→ WHAT TO WORK ON
Filter the records below for the word "this". Copy each line that holds it.

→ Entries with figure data
⁂
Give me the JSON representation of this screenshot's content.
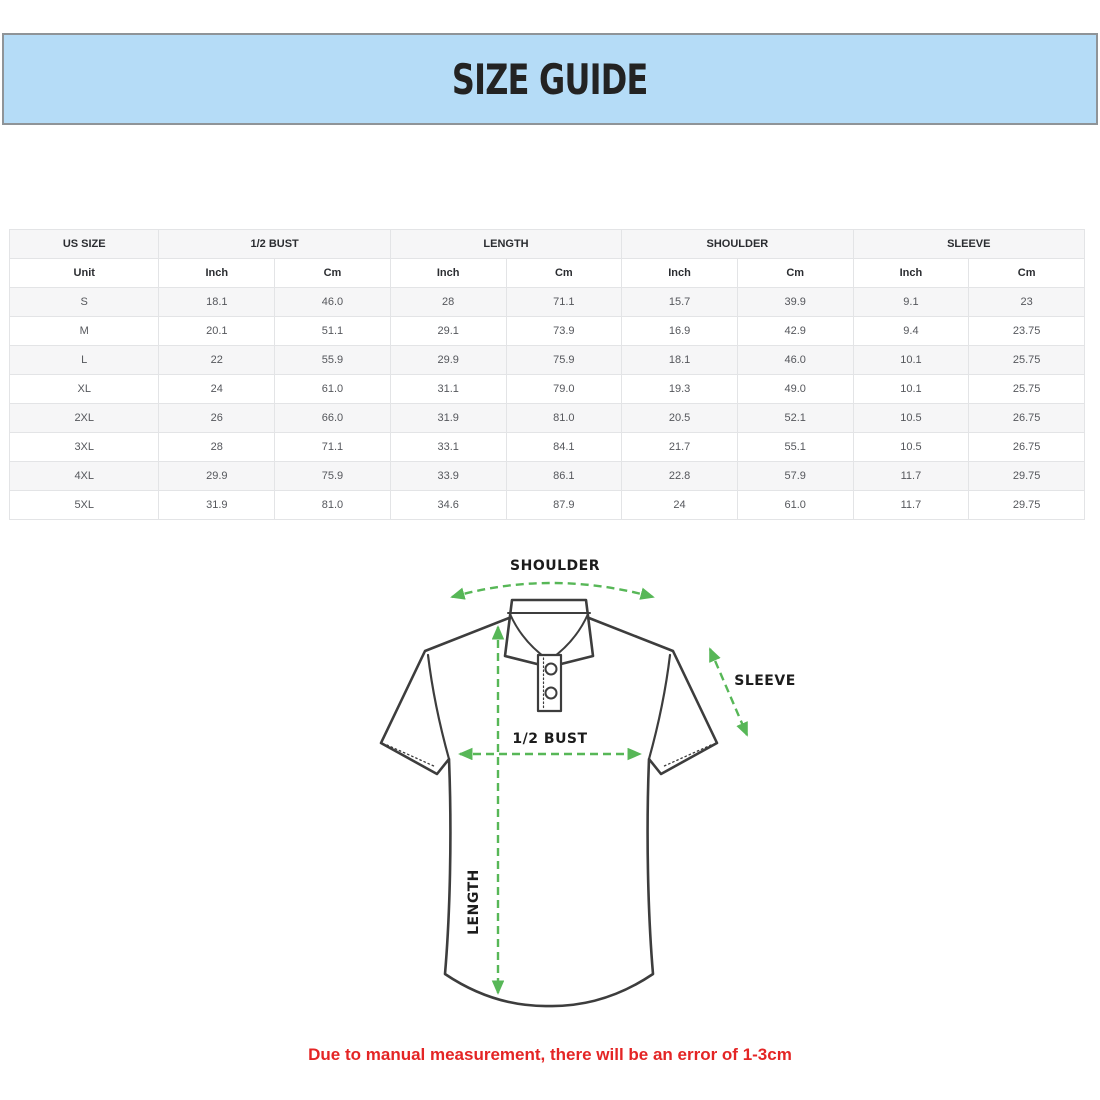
{
  "banner": {
    "title": "SIZE GUIDE",
    "bg_color": "#b5dcf7",
    "border_color": "#8f9498"
  },
  "table": {
    "groups": [
      {
        "label": "US SIZE",
        "span": 1
      },
      {
        "label": "1/2 BUST",
        "span": 2
      },
      {
        "label": "LENGTH",
        "span": 2
      },
      {
        "label": "SHOULDER",
        "span": 2
      },
      {
        "label": "SLEEVE",
        "span": 2
      }
    ],
    "unit_row": [
      "Unit",
      "Inch",
      "Cm",
      "Inch",
      "Cm",
      "Inch",
      "Cm",
      "Inch",
      "Cm"
    ],
    "rows": [
      [
        "S",
        "18.1",
        "46.0",
        "28",
        "71.1",
        "15.7",
        "39.9",
        "9.1",
        "23"
      ],
      [
        "M",
        "20.1",
        "51.1",
        "29.1",
        "73.9",
        "16.9",
        "42.9",
        "9.4",
        "23.75"
      ],
      [
        "L",
        "22",
        "55.9",
        "29.9",
        "75.9",
        "18.1",
        "46.0",
        "10.1",
        "25.75"
      ],
      [
        "XL",
        "24",
        "61.0",
        "31.1",
        "79.0",
        "19.3",
        "49.0",
        "10.1",
        "25.75"
      ],
      [
        "2XL",
        "26",
        "66.0",
        "31.9",
        "81.0",
        "20.5",
        "52.1",
        "10.5",
        "26.75"
      ],
      [
        "3XL",
        "28",
        "71.1",
        "33.1",
        "84.1",
        "21.7",
        "55.1",
        "10.5",
        "26.75"
      ],
      [
        "4XL",
        "29.9",
        "75.9",
        "33.9",
        "86.1",
        "22.8",
        "57.9",
        "11.7",
        "29.75"
      ],
      [
        "5XL",
        "31.9",
        "81.0",
        "34.6",
        "87.9",
        "24",
        "61.0",
        "11.7",
        "29.75"
      ]
    ]
  },
  "diagram": {
    "shoulder_label": "SHOULDER",
    "sleeve_label": "SLEEVE",
    "bust_label": "1/2 BUST",
    "length_label": "LENGTH",
    "arrow_color": "#57b757",
    "outline_color": "#3d3d3d"
  },
  "note": {
    "text": "Due to manual measurement, there will be an error of 1-3cm",
    "color": "#e42525"
  }
}
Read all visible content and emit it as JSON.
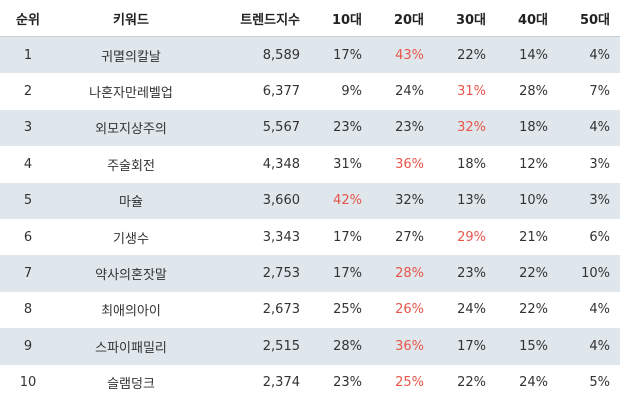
{
  "accent_color": "#e8564a",
  "headers": {
    "rank": "순위",
    "keyword": "키워드",
    "trend": "트렌드지수",
    "age10": "10대",
    "age20": "20대",
    "age30": "30대",
    "age40": "40대",
    "age50": "50대"
  },
  "rows": [
    {
      "rank": "1",
      "keyword": "귀멸의칼날",
      "trend": "8,589",
      "age10": "17%",
      "age20": "43%",
      "age30": "22%",
      "age40": "14%",
      "age50": "4%",
      "highlight": "age20"
    },
    {
      "rank": "2",
      "keyword": "나혼자만레벨업",
      "trend": "6,377",
      "age10": "9%",
      "age20": "24%",
      "age30": "31%",
      "age40": "28%",
      "age50": "7%",
      "highlight": "age30"
    },
    {
      "rank": "3",
      "keyword": "외모지상주의",
      "trend": "5,567",
      "age10": "23%",
      "age20": "23%",
      "age30": "32%",
      "age40": "18%",
      "age50": "4%",
      "highlight": "age30"
    },
    {
      "rank": "4",
      "keyword": "주술회전",
      "trend": "4,348",
      "age10": "31%",
      "age20": "36%",
      "age30": "18%",
      "age40": "12%",
      "age50": "3%",
      "highlight": "age20"
    },
    {
      "rank": "5",
      "keyword": "마슐",
      "trend": "3,660",
      "age10": "42%",
      "age20": "32%",
      "age30": "13%",
      "age40": "10%",
      "age50": "3%",
      "highlight": "age10"
    },
    {
      "rank": "6",
      "keyword": "기생수",
      "trend": "3,343",
      "age10": "17%",
      "age20": "27%",
      "age30": "29%",
      "age40": "21%",
      "age50": "6%",
      "highlight": "age30"
    },
    {
      "rank": "7",
      "keyword": "약사의혼잣말",
      "trend": "2,753",
      "age10": "17%",
      "age20": "28%",
      "age30": "23%",
      "age40": "22%",
      "age50": "10%",
      "highlight": "age20"
    },
    {
      "rank": "8",
      "keyword": "최애의아이",
      "trend": "2,673",
      "age10": "25%",
      "age20": "26%",
      "age30": "24%",
      "age40": "22%",
      "age50": "4%",
      "highlight": "age20"
    },
    {
      "rank": "9",
      "keyword": "스파이패밀리",
      "trend": "2,515",
      "age10": "28%",
      "age20": "36%",
      "age30": "17%",
      "age40": "15%",
      "age50": "4%",
      "highlight": "age20"
    },
    {
      "rank": "10",
      "keyword": "슬램덩크",
      "trend": "2,374",
      "age10": "23%",
      "age20": "25%",
      "age30": "22%",
      "age40": "24%",
      "age50": "5%",
      "highlight": "age20"
    }
  ]
}
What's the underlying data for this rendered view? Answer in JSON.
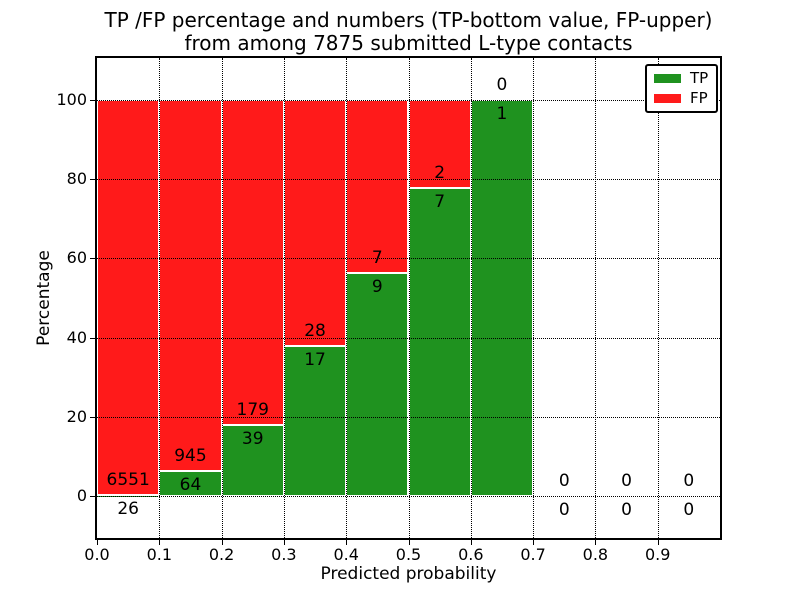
{
  "figure": {
    "title_line1": "TP /FP percentage and numbers (TP-bottom value, FP-upper)",
    "title_line2": "from among 7875 submitted L-type contacts",
    "xlabel": "Predicted probability",
    "ylabel": "Percentage"
  },
  "legend": {
    "items": [
      {
        "label": "TP",
        "color": "#1f921f"
      },
      {
        "label": "FP",
        "color": "#ff1a1a"
      }
    ]
  },
  "chart_data": {
    "type": "bar",
    "subtype": "stacked-percentage-histogram",
    "title": "TP /FP percentage and numbers (TP-bottom value, FP-upper)\nfrom among 7875 submitted L-type contacts",
    "xlabel": "Predicted probability",
    "ylabel": "Percentage",
    "total_submitted": 7875,
    "bin_width": 0.1,
    "bin_starts": [
      0.0,
      0.1,
      0.2,
      0.3,
      0.4,
      0.5,
      0.6,
      0.7,
      0.8,
      0.9
    ],
    "series": [
      {
        "name": "TP",
        "color": "#1f921f",
        "counts": [
          26,
          64,
          39,
          17,
          9,
          7,
          1,
          0,
          0,
          0
        ]
      },
      {
        "name": "FP",
        "color": "#ff1a1a",
        "counts": [
          6551,
          945,
          179,
          28,
          7,
          2,
          0,
          0,
          0,
          0
        ]
      }
    ],
    "tp_percent_by_bin": [
      0.4,
      6.34,
      17.89,
      37.78,
      56.25,
      77.78,
      100.0,
      0,
      0,
      0
    ],
    "xticks": {
      "values": [
        0.0,
        0.1,
        0.2,
        0.3,
        0.4,
        0.5,
        0.6,
        0.7,
        0.8,
        0.9
      ],
      "labels": [
        "0.0",
        "0.1",
        "0.2",
        "0.3",
        "0.4",
        "0.5",
        "0.6",
        "0.7",
        "0.8",
        "0.9"
      ]
    },
    "yticks": {
      "values": [
        0,
        20,
        40,
        60,
        80,
        100
      ],
      "labels": [
        "0",
        "20",
        "40",
        "60",
        "80",
        "100"
      ]
    },
    "xlim": [
      0.0,
      1.0
    ],
    "ylim": [
      -10.5,
      110.5
    ],
    "grid": true,
    "grid_style": "dotted",
    "legend_position": "upper right",
    "bar_edge_color": "#ffffff",
    "label_color": "#000000"
  }
}
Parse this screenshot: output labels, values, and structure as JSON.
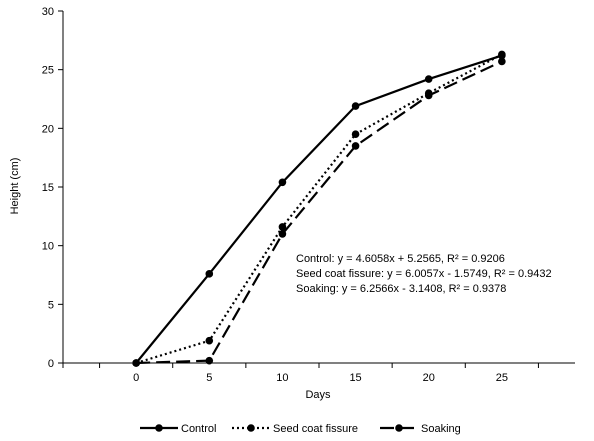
{
  "chart_data": {
    "type": "line",
    "title": "",
    "xlabel": "Days",
    "ylabel": "Height (cm)",
    "xlim": [
      -5,
      30
    ],
    "ylim": [
      0,
      30
    ],
    "x_ticks": [
      0,
      5,
      10,
      15,
      20,
      25
    ],
    "y_ticks": [
      0,
      5,
      10,
      15,
      20,
      25,
      30
    ],
    "x_tick_labels": [
      "0",
      "5",
      "10",
      "15",
      "20",
      "25"
    ],
    "y_tick_labels": [
      "0",
      "5",
      "10",
      "15",
      "20",
      "25",
      "30"
    ],
    "grid": false,
    "legend_position": "bottom",
    "x": [
      0,
      5,
      10,
      15,
      20,
      25
    ],
    "series": [
      {
        "name": "Control",
        "values": [
          0,
          7.6,
          15.4,
          21.9,
          24.2,
          26.2
        ],
        "line_style": "solid",
        "color": "#000000"
      },
      {
        "name": "Seed coat fissure",
        "values": [
          0,
          1.9,
          11.6,
          19.5,
          23.0,
          26.3
        ],
        "line_style": "dotted",
        "color": "#000000"
      },
      {
        "name": "Soaking",
        "values": [
          0,
          0.2,
          11.0,
          18.5,
          22.8,
          25.7
        ],
        "line_style": "dashed",
        "color": "#000000"
      }
    ],
    "annotations": [
      "Control: y = 4.6058x + 5.2565, R² = 0.9206",
      "Seed coat fissure: y = 6.0057x - 1.5749, R² = 0.9432",
      "Soaking: y = 6.2566x - 3.1408, R² = 0.9378"
    ]
  }
}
⁂
→ TASK ANSWER
Give me the JSON representation of this screenshot's content.
What's the underlying data for this rendered view? Answer in JSON.
Parse this screenshot: output labels, values, and structure as JSON.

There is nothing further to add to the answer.